** THE EXERCISE **
Your task is to filter the data below down to the lines holding "true".

--- Start of EXERCISE MATERIAL ---

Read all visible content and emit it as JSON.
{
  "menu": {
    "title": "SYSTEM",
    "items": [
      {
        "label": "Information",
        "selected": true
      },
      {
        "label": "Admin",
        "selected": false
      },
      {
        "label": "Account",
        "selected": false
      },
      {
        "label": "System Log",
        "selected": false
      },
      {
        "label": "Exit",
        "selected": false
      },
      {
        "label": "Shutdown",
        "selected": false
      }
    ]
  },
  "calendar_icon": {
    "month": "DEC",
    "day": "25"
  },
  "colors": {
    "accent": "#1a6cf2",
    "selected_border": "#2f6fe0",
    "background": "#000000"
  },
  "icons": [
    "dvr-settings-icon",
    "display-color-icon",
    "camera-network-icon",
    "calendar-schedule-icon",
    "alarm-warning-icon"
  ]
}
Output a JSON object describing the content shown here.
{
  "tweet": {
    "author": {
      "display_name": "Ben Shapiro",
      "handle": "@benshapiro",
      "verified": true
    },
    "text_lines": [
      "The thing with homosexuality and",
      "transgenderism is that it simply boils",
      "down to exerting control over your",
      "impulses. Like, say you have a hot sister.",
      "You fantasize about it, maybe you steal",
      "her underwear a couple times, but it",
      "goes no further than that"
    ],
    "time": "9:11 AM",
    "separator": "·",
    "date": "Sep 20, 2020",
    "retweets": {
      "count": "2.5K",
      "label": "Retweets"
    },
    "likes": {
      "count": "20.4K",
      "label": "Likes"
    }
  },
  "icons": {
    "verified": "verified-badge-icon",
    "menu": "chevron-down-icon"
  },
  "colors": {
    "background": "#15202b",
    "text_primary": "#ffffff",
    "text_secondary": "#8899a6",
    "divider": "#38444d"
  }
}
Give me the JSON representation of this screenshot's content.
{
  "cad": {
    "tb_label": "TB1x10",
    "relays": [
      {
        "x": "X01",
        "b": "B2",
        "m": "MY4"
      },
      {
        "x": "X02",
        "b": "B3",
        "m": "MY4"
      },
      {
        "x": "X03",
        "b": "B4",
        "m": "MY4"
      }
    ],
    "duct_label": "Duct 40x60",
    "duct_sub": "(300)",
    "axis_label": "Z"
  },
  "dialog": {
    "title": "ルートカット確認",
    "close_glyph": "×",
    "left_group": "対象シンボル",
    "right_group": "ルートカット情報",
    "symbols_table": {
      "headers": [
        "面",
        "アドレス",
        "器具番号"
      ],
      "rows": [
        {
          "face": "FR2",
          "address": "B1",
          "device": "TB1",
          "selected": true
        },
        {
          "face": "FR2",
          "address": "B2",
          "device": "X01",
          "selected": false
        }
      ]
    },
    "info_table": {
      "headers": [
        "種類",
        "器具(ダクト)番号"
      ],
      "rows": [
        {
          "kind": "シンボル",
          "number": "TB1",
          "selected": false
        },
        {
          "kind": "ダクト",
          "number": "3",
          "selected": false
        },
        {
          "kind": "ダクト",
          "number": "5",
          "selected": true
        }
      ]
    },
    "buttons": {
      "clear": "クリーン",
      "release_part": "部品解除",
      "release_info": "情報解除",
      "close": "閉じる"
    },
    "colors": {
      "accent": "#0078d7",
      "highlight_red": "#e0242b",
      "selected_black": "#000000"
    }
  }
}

--- End of EXERCISE MATERIAL ---

** EXERCISE SOLUTION **
        "selected": true
      "verified": true
          "selected": true
          "selected": true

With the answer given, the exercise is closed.